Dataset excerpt
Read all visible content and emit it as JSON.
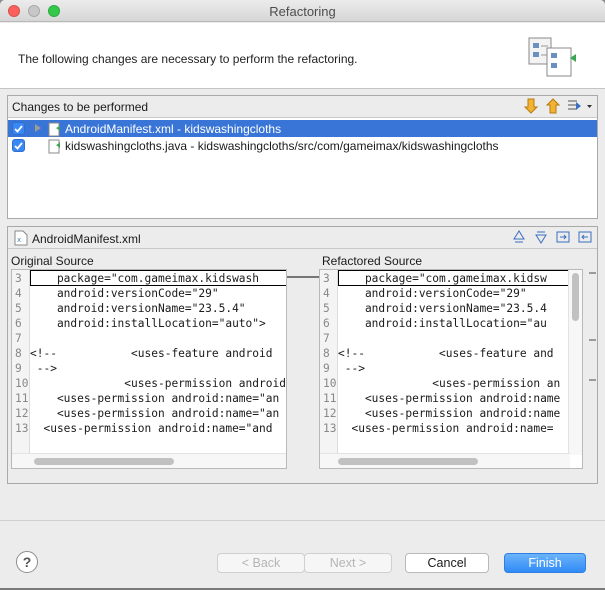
{
  "window": {
    "title": "Refactoring"
  },
  "header": {
    "message": "The following changes are necessary to perform the refactoring.",
    "icon": "refactor-wizard-icon"
  },
  "changes": {
    "label": "Changes to be performed",
    "items": [
      {
        "label": "AndroidManifest.xml - kidswashingcloths",
        "checked": true,
        "selected": true,
        "expandable": true,
        "icon": "xml-change-icon"
      },
      {
        "label": "kidswashingcloths.java - kidswashingcloths/src/com/gameimax/kidswashingcloths",
        "checked": true,
        "selected": false,
        "expandable": false,
        "icon": "java-change-icon"
      }
    ]
  },
  "compare": {
    "file_label": "AndroidManifest.xml",
    "original": {
      "title": "Original Source",
      "lines": [
        {
          "n": "3",
          "text": "    package=\"com.gameimax.kidswash"
        },
        {
          "n": "4",
          "text": "    android:versionCode=\"29\""
        },
        {
          "n": "5",
          "text": "    android:versionName=\"23.5.4\""
        },
        {
          "n": "6",
          "text": "    android:installLocation=\"auto\">"
        },
        {
          "n": "7",
          "text": ""
        },
        {
          "n": "8",
          "text": "<!--           <uses-feature android"
        },
        {
          "n": "9",
          "text": " -->"
        },
        {
          "n": "10",
          "text": "              <uses-permission android"
        },
        {
          "n": "11",
          "text": "    <uses-permission android:name=\"an"
        },
        {
          "n": "12",
          "text": "    <uses-permission android:name=\"an"
        },
        {
          "n": "13",
          "text": "  <uses-permission android:name=\"and"
        }
      ]
    },
    "refactored": {
      "title": "Refactored Source",
      "lines": [
        {
          "n": "3",
          "text": "    package=\"com.gameimax.kidsw"
        },
        {
          "n": "4",
          "text": "    android:versionCode=\"29\""
        },
        {
          "n": "5",
          "text": "    android:versionName=\"23.5.4"
        },
        {
          "n": "6",
          "text": "    android:installLocation=\"au"
        },
        {
          "n": "7",
          "text": ""
        },
        {
          "n": "8",
          "text": "<!--           <uses-feature and"
        },
        {
          "n": "9",
          "text": " -->"
        },
        {
          "n": "10",
          "text": "              <uses-permission an"
        },
        {
          "n": "11",
          "text": "    <uses-permission android:name"
        },
        {
          "n": "12",
          "text": "    <uses-permission android:name"
        },
        {
          "n": "13",
          "text": "  <uses-permission android:name="
        }
      ]
    }
  },
  "buttons": {
    "help": "?",
    "back": "< Back",
    "next": "Next >",
    "cancel": "Cancel",
    "finish": "Finish"
  }
}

GIVEN TASK → Using the records above, select and copy every line that has the word "feature".

COMPLETE ANSWER →
          "text": "<!--           <uses-feature android"
          "text": "<!--           <uses-feature and"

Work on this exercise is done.